| What is being asked |
Gather the lines from the material that contain "your".

| The input |

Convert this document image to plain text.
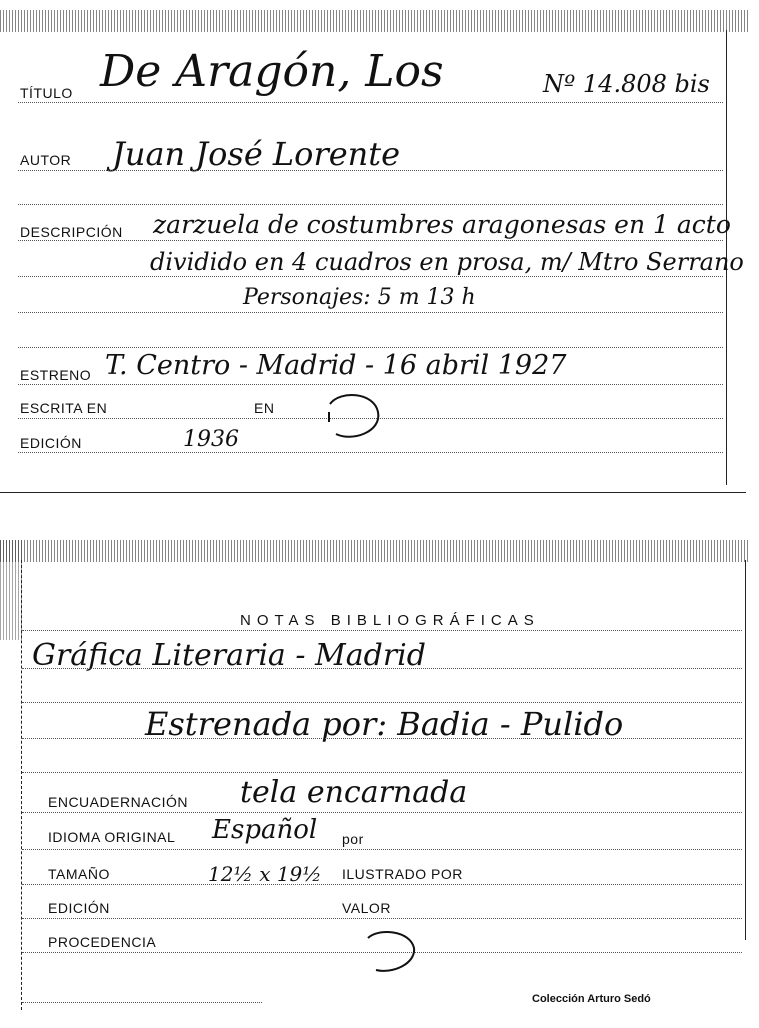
TÍTULO De Aragón, Los	Nº 14.808 bis
AUTOR Juan José Lorente
DESCRIPCIÓN zarzuela de costumbres aragonesas en 1 acto
dividido en 4 cuadros en prosa, m/ Mtro Serrano
Personajes: 5 m 13 h
ESTRENO T. Centro - Madrid - 16 abril 1927
ESCRITA EN	EN
EDICIÓN	1936
NOTAS BIBLIOGRÁFICAS
Gráfica Literaria - Madrid
Estrenada por: Badia - Pulido
ENCUADERNACIÓN tela encarnada
IDIOMA ORIGINAL Español por
TAMAÑO	12½ x 19½ ILUSTRADO POR
EDICIÓN	VALOR
PROCEDENCIA
Colección Arturo Sedó
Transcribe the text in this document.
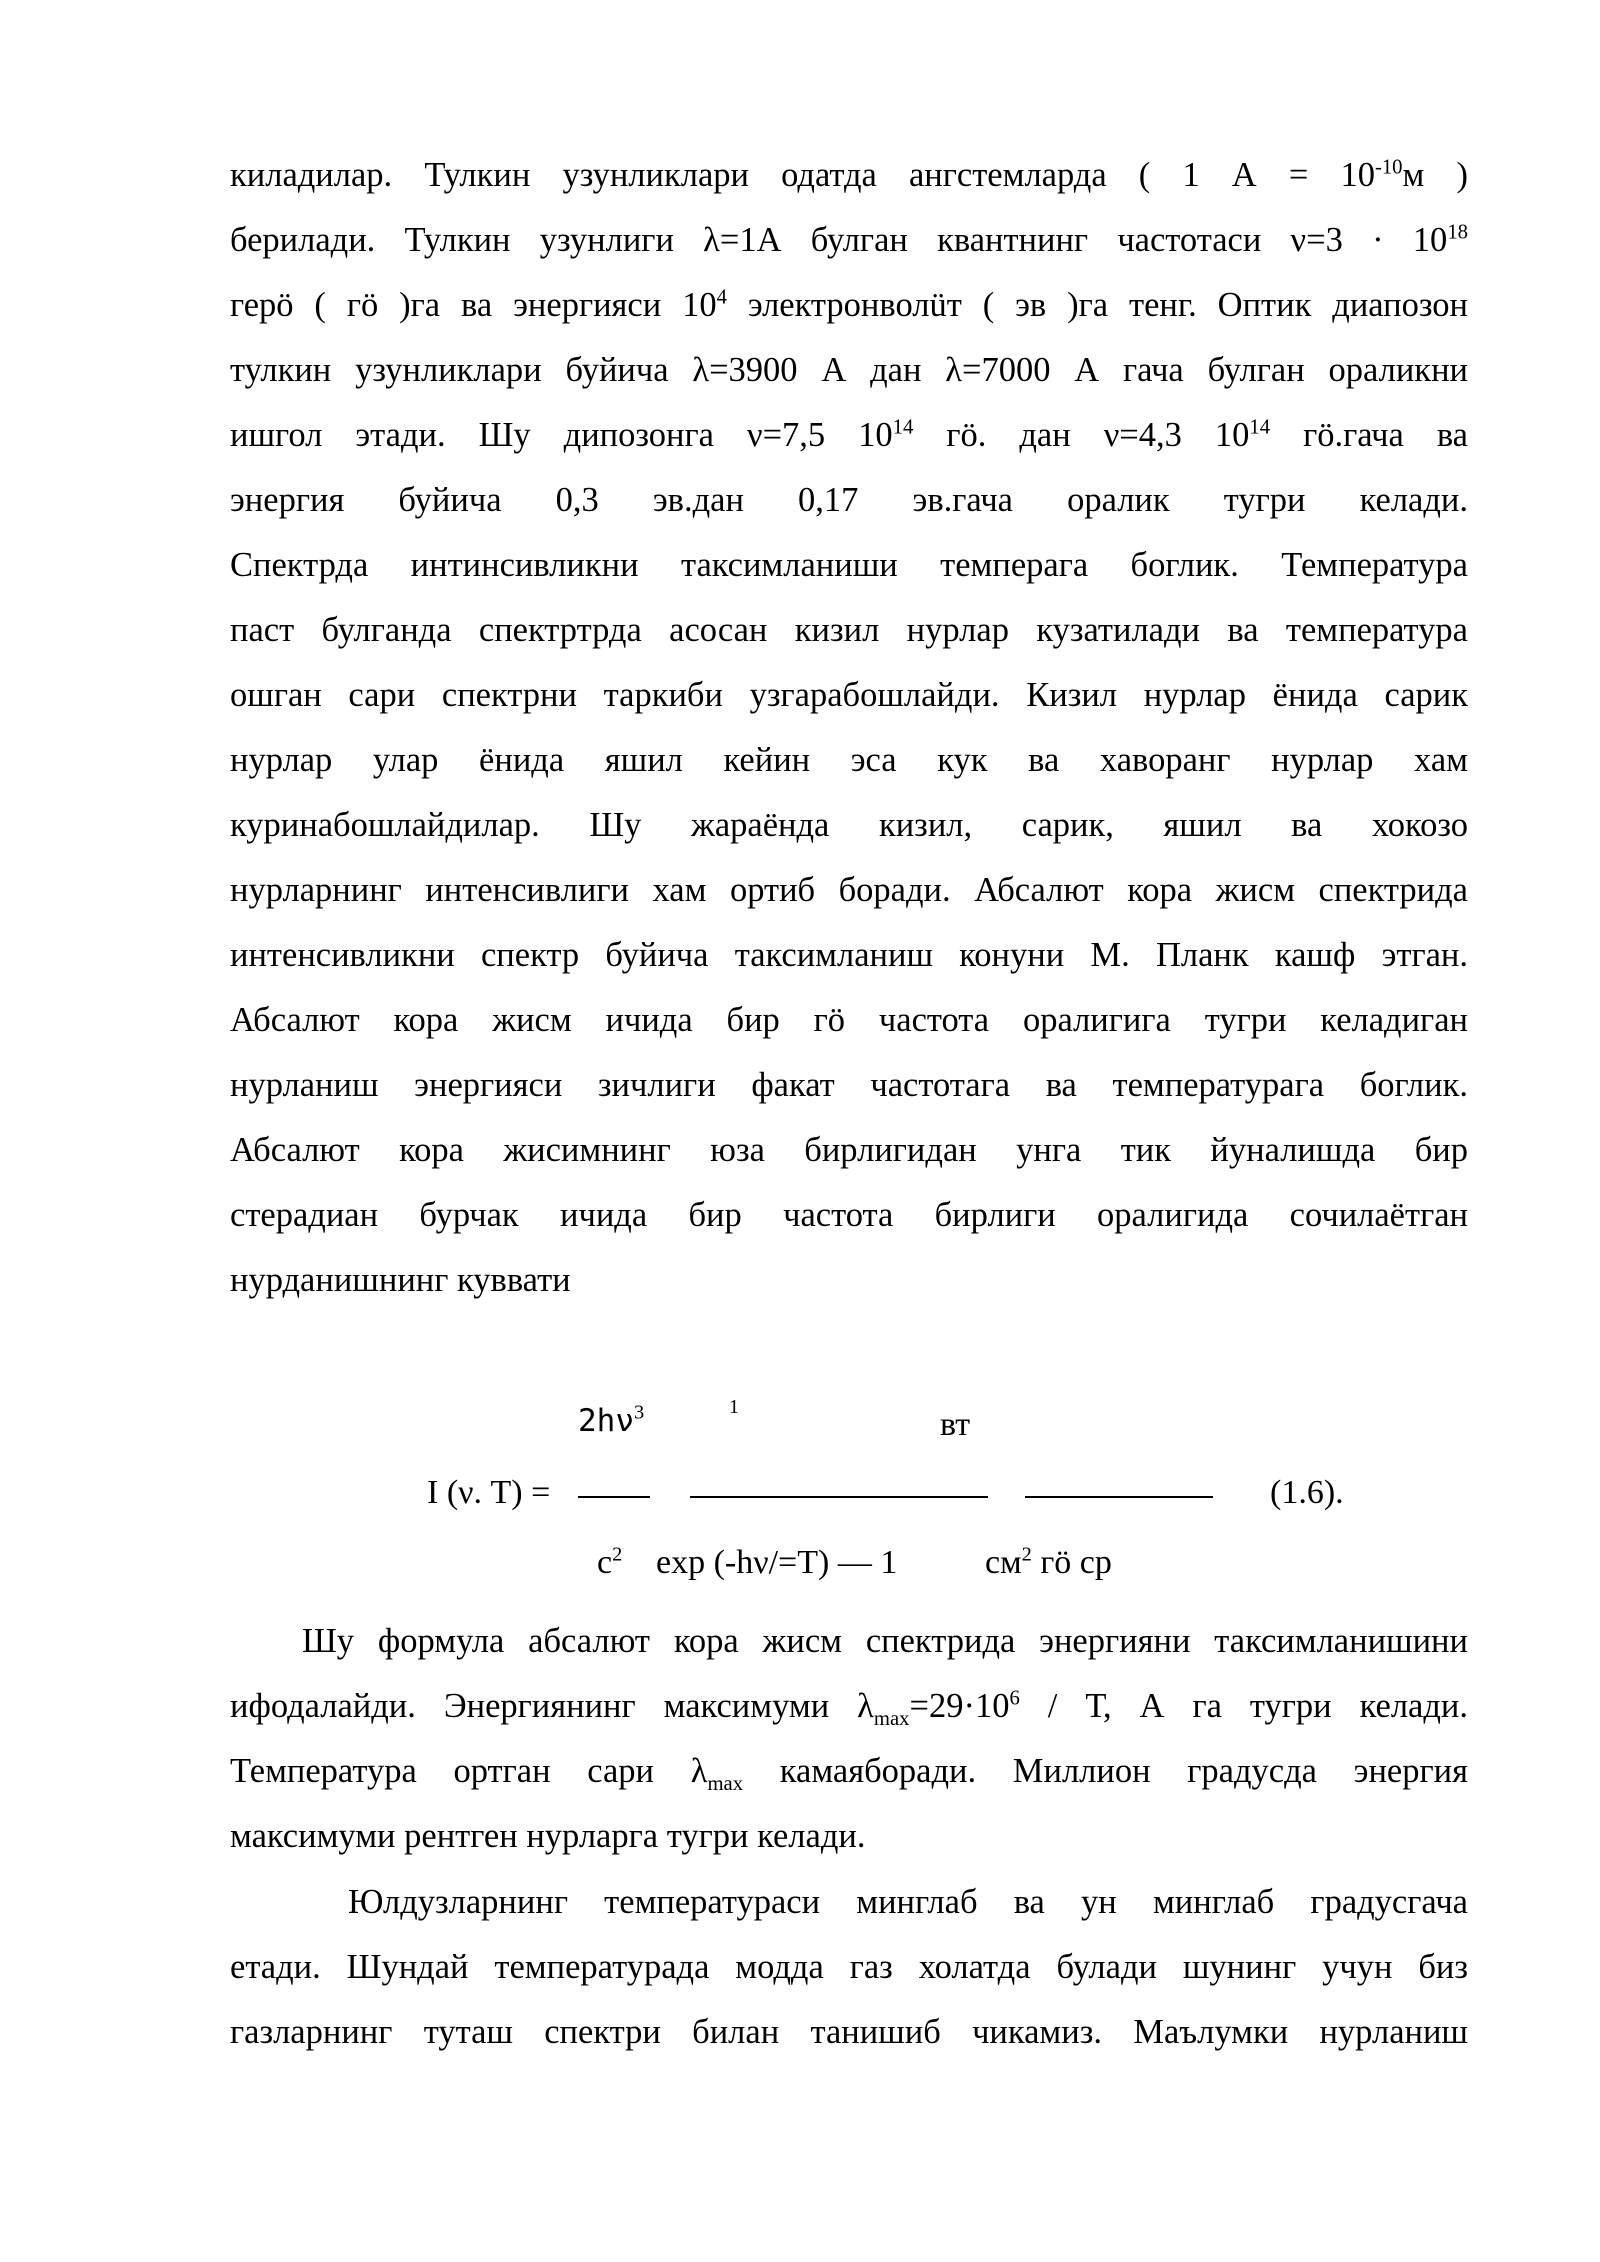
киладилар. Тулкин узунликлари одатда ангстемларда ( 1 $А = 10^{-10}м$ )
берилади. Тулкин узунлиги λ=1А булган квантнинг частотаси $\nu=3 \cdot 10^{18}$
герö ( гö )га ва энергияси $10^4$ электронволüт ( эв )га тенг. Оптик диапозон
тулкин узунликлари буйича λ=3900 А дан λ=7000 А гача булган ораликни
ишгол этади. Шу дипозонга ν=7,5 $10^{14}$ гö. дан ν=4,3 $10^{14}$ гö.гача ва
энергия буйича 0,3 эв.дан 0,17 эв.гача оралик тугри келади.
Спектрда интинсивликни таксимланиши темперага боглик. Температура
паст булганда спектртрда асосан кизил нурлар кузатилади ва температура
ошган сари спектрни таркиби узгарабошлайди. Кизил нурлар ёнида сарик
нурлар улар ёнида яшил кейин эса кук ва хаворанг нурлар хам
куринабошлайдилар. Шу жараёнда кизил, сарик, яшил ва хокозо
нурларнинг интенсивлиги хам ортиб боради. Абсалют кора жисм спектрида
интенсивликни спектр буйича таксимланиш конуни М. Планк кашф этган.
Абсалют кора жисм ичида бир гö частота оралигига тугри келадиган
нурланиш энергияси зичлиги факат частотага ва температурага боглик.
Абсалют кора жисимнинг юза бирлигидан унга тик йуналишда бир
стерадиан бурчак ичида бир частота бирлиги оралигида сочилаётган
нурданишнинг куввати
$2h\nu^3$	1	вт
I (ν. Т) =	(1.6).
$c^2$ exp (-hν/=T) — 1	$см^2$ гö ср
Шу формула абсалют кора жисм спектрида энергияни таксимланишини
ифодалайди. Энергиянинг максимуми $\lambda_{max}=29\cdot 10^6 / Т$, А га тугри келади.
Температура ортган сари $\lambda_{max}$ камаяборади. Миллион градусда энергия
максимуми рентген нурларга тугри келади.
Юлдузларнинг температураси минглаб ва ун минглаб градусгача
етади. Шундай температурада модда газ холатда булади шунинг учун биз
газларнинг туташ спектри билан танишиб чикамиз. Маълумки нурланиш
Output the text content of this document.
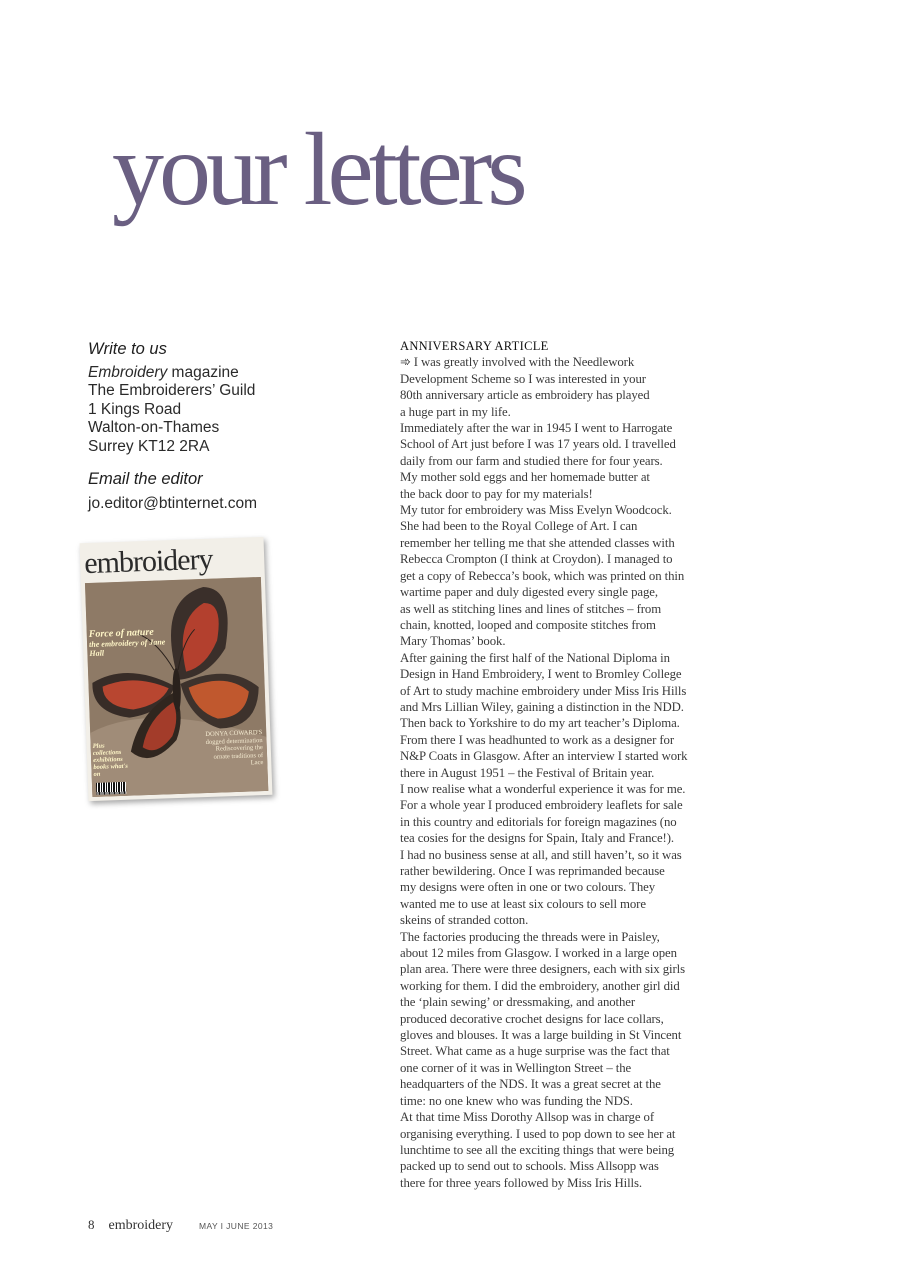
your letters

Write to us

Embroidery magazine

The Embroiderers’ Guild

1 Kings Road

Walton-on-Thames

Surrey KT12 2RA

Email the editor

jo.editor@btinternet.com

embroidery
Force of nature
the embroidery of Jane Hall
DONYA COWARD'S dogged determination Rediscovering the ornate traditions of Lace
Plus collections exhibitions books what's on
ANNIVERSARY ARTICLE

➾ I was greatly involved with the Needlework
Development Scheme so I was interested in your
80th anniversary article as embroidery has played
a huge part in my life.
Immediately after the war in 1945 I went to Harrogate
School of Art just before I was 17 years old. I travelled
daily from our farm and studied there for four years.
My mother sold eggs and her homemade butter at
the back door to pay for my materials!
My tutor for embroidery was Miss Evelyn Woodcock.
She had been to the Royal College of Art. I can
remember her telling me that she attended classes with
Rebecca Crompton (I think at Croydon). I managed to
get a copy of Rebecca’s book, which was printed on thin
wartime paper and duly digested every single page,
as well as stitching lines and lines of stitches – from
chain, knotted, looped and composite stitches from
Mary Thomas’ book.
After gaining the first half of the National Diploma in
Design in Hand Embroidery, I went to Bromley College
of Art to study machine embroidery under Miss Iris Hills
and Mrs Lillian Wiley, gaining a distinction in the NDD.
Then back to Yorkshire to do my art teacher’s Diploma.
From there I was headhunted to work as a designer for
N&P Coats in Glasgow. After an interview I started work
there in August 1951 – the Festival of Britain year.
I now realise what a wonderful experience it was for me.
For a whole year I produced embroidery leaflets for sale
in this country and editorials for foreign magazines (no
tea cosies for the designs for Spain, Italy and France!).
I had no business sense at all, and still haven’t, so it was
rather bewildering. Once I was reprimanded because
my designs were often in one or two colours. They
wanted me to use at least six colours to sell more
skeins of stranded cotton.
The factories producing the threads were in Paisley,
about 12 miles from Glasgow. I worked in a large open
plan area. There were three designers, each with six girls
working for them. I did the embroidery, another girl did
the ‘plain sewing’ or dressmaking, and another
produced decorative crochet designs for lace collars,
gloves and blouses. It was a large building in St Vincent
Street. What came as a huge surprise was the fact that
one corner of it was in Wellington Street – the
headquarters of the NDS. It was a great secret at the
time: no one knew who was funding the NDS.
At that time Miss Dorothy Allsop was in charge of
organising everything. I used to pop down to see her at
lunchtime to see all the exciting things that were being
packed up to send out to schools. Miss Allsopp was
there for three years followed by Miss Iris Hills.

8 embroidery	MAY I JUNE 2013
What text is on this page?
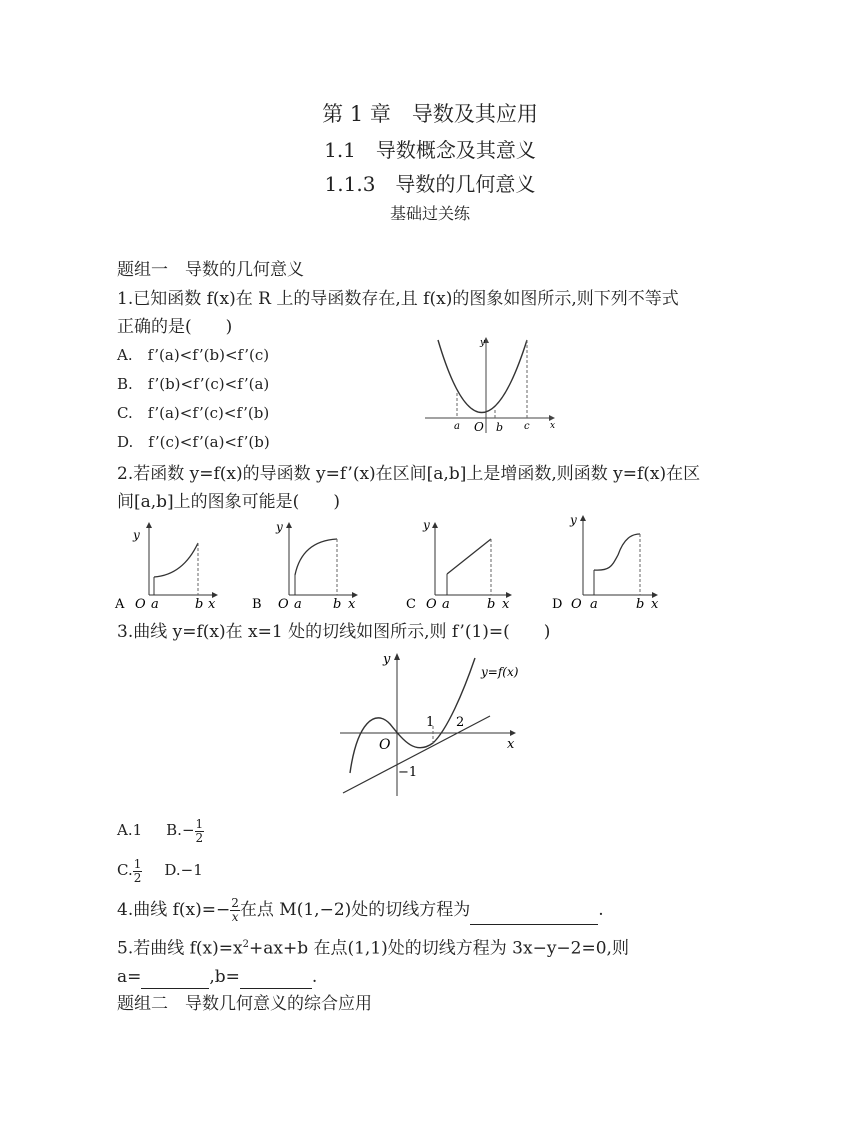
第 1 章　导数及其应用
1.1　导数概念及其意义
1.1.3　导数的几何意义
基础过关练
题组一　导数的几何意义
1.已知函数 f(x)在 R 上的导函数存在,且 f(x)的图象如图所示,则下列不等式
正确的是(　　)
A.　f’(a)<f’(b)<f’(c)
B.　f’(b)<f’(c)<f’(a)
C.　f’(a)<f’(c)<f’(b)
D.　f’(c)<f’(a)<f’(b)
y
x
a O b c
2.若函数 y=f(x)的导函数 y=f’(x)在区间[a,b]上是增函数,则函数 y=f(x)在区
间[a,b]上的图象可能是(　　)
A
y
O a	b x	B
y
O a b x	C
y
O a	b x	D
y
O a	b x
3.曲线 y=f(x)在 x=1 处的切线如图所示,则 f’(1)=(　　)
y
x
y=f(x)
1 2
O
−1
A.1 $B.- \frac{1}{2}$
C. $\frac{1}{2} D.-1$
4.曲线 $f(x)=- \frac{2}{x}$ 在点 M(1,−2)处的切线方程为	.
5.若曲线 $f(x)=x^2+ax+b$ 在点(1,1)处的切线方程为 3x−y−2=0,则
a=	,b=	.
题组二　导数几何意义的综合应用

| Result |
your letters
Development Scheme so I was interested in your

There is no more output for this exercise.